__Task objective__. Make an exact copy of the records, dropping all pictures.

(Stored data entries)
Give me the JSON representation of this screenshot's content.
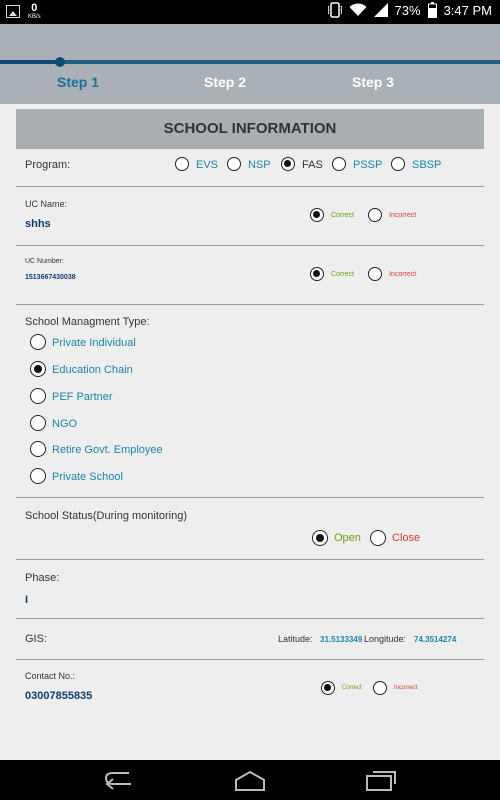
{
  "status_bar": {
    "network_speed": "0",
    "network_unit": "KB/s",
    "battery": "73%",
    "time": "3:47 PM",
    "icons": [
      "image-icon",
      "vibrate-icon",
      "wifi-icon",
      "signal-icon",
      "battery-icon"
    ]
  },
  "stepper": {
    "steps": [
      "Step 1",
      "Step 2",
      "Step 3"
    ],
    "active_step": 0,
    "progress": 0.12
  },
  "form": {
    "title": "SCHOOL INFORMATION",
    "program": {
      "label": "Program:",
      "options": [
        "EVS",
        "NSP",
        "FAS",
        "PSSP",
        "SBSP"
      ],
      "selected": "FAS"
    },
    "uc_name": {
      "label": "UC Name:",
      "value": "shhs",
      "check_options": [
        "Correct",
        "Incorrect"
      ],
      "selected": "Correct"
    },
    "uc_number": {
      "label": "UC Number:",
      "value": "1513667430038",
      "check_options": [
        "Correct",
        "Incorrect"
      ],
      "selected": "Correct"
    },
    "management_type": {
      "label": "School Managment Type:",
      "options": [
        "Private Individual",
        "Education Chain",
        "PEF Partner",
        "NGO",
        "Retire Govt. Employee",
        "Private School"
      ],
      "selected": "Education Chain"
    },
    "school_status": {
      "label": "School Status(During monitoring)",
      "options": [
        "Open",
        "Close"
      ],
      "selected": "Open"
    },
    "phase": {
      "label": "Phase:",
      "value": "I"
    },
    "gis": {
      "label": "GIS:",
      "latitude_label": "Latitude:",
      "latitude": "31.5133349",
      "longitude_label": "Longitude:",
      "longitude": "74.3514274"
    },
    "contact": {
      "label": "Contact No.:",
      "value": "03007855835",
      "check_options": [
        "Correct",
        "Incorrect"
      ],
      "selected": "Correct"
    }
  },
  "colors": {
    "accent": "#1a86a6",
    "correct": "#6a9f0e",
    "incorrect": "#d13c3c",
    "header_bg": "#aab1b6",
    "progress": "#0b4c74"
  }
}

__Output for this exercise__.
Give me the JSON representation of this screenshot's content.
{
  "status_bar": {
    "network_speed": "0",
    "network_unit": "KB/s",
    "battery": "73%",
    "time": "3:47 PM",
    "icons": [
      "image-icon",
      "vibrate-icon",
      "wifi-icon",
      "signal-icon",
      "battery-icon"
    ]
  },
  "stepper": {
    "steps": [
      "Step 1",
      "Step 2",
      "Step 3"
    ],
    "active_step": 0,
    "progress": 0.12
  },
  "form": {
    "title": "SCHOOL INFORMATION",
    "program": {
      "label": "Program:",
      "options": [
        "EVS",
        "NSP",
        "FAS",
        "PSSP",
        "SBSP"
      ],
      "selected": "FAS"
    },
    "uc_name": {
      "label": "UC Name:",
      "value": "shhs",
      "check_options": [
        "Correct",
        "Incorrect"
      ],
      "selected": "Correct"
    },
    "uc_number": {
      "label": "UC Number:",
      "value": "1513667430038",
      "check_options": [
        "Correct",
        "Incorrect"
      ],
      "selected": "Correct"
    },
    "management_type": {
      "label": "School Managment Type:",
      "options": [
        "Private Individual",
        "Education Chain",
        "PEF Partner",
        "NGO",
        "Retire Govt. Employee",
        "Private School"
      ],
      "selected": "Education Chain"
    },
    "school_status": {
      "label": "School Status(During monitoring)",
      "options": [
        "Open",
        "Close"
      ],
      "selected": "Open"
    },
    "phase": {
      "label": "Phase:",
      "value": "I"
    },
    "gis": {
      "label": "GIS:",
      "latitude_label": "Latitude:",
      "latitude": "31.5133349",
      "longitude_label": "Longitude:",
      "longitude": "74.3514274"
    },
    "contact": {
      "label": "Contact No.:",
      "value": "03007855835",
      "check_options": [
        "Correct",
        "Incorrect"
      ],
      "selected": "Correct"
    }
  },
  "colors": {
    "accent": "#1a86a6",
    "correct": "#6a9f0e",
    "incorrect": "#d13c3c",
    "header_bg": "#aab1b6",
    "progress": "#0b4c74"
  }
}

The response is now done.